**Task objective**. Report the number of lines that include "请在这里输入您的文字标题内容", with no additional text.

------ Given data

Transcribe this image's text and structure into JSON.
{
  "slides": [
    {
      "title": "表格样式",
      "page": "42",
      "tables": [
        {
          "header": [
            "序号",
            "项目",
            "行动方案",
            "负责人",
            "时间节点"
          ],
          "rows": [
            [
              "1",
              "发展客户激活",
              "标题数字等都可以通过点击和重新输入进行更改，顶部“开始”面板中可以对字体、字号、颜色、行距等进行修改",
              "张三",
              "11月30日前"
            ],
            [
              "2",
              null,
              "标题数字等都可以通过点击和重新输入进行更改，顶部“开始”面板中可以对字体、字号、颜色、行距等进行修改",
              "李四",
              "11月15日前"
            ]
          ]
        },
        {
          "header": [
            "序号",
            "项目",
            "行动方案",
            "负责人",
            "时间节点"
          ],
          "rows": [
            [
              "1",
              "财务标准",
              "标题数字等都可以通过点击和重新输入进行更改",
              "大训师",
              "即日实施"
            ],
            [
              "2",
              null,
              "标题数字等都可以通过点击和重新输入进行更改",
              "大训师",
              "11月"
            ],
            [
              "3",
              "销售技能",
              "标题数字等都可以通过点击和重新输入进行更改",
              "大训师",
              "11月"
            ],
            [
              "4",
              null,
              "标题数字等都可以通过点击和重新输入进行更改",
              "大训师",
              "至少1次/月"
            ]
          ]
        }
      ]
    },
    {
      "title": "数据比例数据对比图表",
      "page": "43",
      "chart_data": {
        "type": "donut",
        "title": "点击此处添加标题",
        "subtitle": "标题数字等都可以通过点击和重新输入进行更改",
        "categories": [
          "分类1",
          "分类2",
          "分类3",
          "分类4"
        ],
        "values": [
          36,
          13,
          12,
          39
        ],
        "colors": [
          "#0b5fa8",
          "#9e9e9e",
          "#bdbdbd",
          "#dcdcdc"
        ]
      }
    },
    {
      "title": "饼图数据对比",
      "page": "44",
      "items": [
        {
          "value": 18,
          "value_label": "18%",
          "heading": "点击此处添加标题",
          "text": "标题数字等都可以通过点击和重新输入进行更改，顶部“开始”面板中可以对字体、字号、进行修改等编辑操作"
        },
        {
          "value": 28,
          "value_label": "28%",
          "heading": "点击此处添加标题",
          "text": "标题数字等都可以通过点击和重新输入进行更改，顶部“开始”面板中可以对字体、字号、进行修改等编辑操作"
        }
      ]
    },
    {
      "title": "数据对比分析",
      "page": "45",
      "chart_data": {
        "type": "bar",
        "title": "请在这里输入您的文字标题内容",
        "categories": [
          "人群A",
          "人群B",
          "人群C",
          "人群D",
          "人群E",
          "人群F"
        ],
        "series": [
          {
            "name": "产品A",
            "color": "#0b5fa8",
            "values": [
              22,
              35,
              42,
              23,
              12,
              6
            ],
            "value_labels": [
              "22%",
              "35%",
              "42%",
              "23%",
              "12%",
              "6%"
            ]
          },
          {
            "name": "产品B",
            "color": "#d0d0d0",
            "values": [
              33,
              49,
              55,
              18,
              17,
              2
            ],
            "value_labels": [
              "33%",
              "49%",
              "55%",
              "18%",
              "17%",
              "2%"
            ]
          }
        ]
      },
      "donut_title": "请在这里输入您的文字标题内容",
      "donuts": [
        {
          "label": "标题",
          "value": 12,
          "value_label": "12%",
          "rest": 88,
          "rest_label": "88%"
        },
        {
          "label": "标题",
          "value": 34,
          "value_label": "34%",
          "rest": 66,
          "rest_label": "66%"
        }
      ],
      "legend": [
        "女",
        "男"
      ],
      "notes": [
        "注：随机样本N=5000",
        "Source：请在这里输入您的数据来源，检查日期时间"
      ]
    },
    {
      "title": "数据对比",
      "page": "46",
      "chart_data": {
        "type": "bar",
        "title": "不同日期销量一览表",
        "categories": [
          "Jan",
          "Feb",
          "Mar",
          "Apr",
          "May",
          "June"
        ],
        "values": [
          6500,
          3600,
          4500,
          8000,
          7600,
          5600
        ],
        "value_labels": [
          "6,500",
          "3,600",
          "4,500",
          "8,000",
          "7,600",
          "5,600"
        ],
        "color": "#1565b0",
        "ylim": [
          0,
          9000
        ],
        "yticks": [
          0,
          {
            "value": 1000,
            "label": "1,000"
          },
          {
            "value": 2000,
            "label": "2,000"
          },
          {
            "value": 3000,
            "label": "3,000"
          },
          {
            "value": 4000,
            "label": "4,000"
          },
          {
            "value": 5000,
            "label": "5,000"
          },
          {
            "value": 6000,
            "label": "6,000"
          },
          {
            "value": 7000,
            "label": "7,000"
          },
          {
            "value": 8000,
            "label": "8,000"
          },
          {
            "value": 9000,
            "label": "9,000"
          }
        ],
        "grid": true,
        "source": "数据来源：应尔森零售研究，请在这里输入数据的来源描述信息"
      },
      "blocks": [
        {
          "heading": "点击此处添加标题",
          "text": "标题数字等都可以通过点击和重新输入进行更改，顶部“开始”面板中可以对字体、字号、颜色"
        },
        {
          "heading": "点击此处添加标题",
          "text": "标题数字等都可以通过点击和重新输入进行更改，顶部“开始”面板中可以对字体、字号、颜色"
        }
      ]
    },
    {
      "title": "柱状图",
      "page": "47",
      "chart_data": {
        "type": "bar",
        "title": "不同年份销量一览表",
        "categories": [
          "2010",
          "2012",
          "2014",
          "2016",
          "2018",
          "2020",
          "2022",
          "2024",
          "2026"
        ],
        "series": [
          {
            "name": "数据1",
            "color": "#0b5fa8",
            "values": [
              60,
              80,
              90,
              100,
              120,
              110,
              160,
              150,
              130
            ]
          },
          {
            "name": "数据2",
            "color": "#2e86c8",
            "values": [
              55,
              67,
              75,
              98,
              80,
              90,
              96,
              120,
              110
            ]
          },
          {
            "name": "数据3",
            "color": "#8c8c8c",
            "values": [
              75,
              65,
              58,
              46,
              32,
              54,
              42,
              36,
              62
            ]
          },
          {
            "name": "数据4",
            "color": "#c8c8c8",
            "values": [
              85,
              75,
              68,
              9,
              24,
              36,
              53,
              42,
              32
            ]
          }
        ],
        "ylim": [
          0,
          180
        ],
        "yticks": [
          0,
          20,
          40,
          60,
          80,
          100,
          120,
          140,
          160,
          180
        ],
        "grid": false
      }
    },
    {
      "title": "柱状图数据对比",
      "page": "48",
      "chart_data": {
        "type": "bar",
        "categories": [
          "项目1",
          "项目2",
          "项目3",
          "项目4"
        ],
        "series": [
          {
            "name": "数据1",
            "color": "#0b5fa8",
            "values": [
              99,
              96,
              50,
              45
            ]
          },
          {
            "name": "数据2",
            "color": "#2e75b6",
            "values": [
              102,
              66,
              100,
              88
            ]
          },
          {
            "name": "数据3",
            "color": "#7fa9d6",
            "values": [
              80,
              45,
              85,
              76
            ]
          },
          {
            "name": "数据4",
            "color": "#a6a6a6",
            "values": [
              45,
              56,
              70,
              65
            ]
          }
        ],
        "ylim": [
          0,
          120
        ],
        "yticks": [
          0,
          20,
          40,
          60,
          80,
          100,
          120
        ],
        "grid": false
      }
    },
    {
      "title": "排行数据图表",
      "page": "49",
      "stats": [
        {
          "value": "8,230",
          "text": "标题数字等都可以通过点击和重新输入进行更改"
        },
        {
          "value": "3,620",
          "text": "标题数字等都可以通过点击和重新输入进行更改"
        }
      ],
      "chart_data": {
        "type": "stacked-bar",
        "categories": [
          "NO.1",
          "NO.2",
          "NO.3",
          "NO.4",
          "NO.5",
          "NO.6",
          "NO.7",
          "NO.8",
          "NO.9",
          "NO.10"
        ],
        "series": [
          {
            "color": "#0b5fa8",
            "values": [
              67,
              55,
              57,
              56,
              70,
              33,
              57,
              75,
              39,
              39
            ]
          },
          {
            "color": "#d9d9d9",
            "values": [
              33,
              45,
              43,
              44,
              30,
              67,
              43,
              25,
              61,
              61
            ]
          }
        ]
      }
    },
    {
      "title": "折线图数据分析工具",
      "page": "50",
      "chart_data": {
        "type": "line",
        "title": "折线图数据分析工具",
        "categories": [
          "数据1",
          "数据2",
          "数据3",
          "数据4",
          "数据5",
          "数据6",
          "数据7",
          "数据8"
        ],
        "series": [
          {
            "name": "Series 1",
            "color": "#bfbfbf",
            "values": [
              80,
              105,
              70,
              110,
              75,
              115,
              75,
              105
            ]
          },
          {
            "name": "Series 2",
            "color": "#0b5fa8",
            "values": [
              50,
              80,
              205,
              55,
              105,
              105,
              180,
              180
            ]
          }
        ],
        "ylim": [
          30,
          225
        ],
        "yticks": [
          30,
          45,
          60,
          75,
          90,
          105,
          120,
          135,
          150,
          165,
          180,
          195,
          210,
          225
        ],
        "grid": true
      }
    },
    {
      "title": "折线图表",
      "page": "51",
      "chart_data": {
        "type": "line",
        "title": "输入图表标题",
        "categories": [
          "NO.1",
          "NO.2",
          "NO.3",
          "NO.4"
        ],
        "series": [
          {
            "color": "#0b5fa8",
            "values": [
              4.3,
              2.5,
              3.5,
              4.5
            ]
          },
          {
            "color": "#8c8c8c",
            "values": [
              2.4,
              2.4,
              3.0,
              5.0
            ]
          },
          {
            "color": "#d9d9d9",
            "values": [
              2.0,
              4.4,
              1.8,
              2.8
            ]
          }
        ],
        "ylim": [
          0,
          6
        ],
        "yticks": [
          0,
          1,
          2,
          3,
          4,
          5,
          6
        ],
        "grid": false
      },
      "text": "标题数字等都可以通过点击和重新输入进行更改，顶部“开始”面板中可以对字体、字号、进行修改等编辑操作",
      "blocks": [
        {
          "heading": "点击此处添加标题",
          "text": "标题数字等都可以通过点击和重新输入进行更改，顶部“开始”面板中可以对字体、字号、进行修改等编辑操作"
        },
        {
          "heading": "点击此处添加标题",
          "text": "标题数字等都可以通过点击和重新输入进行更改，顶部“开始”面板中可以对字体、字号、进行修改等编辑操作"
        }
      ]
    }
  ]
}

------------

**Full answer**. 2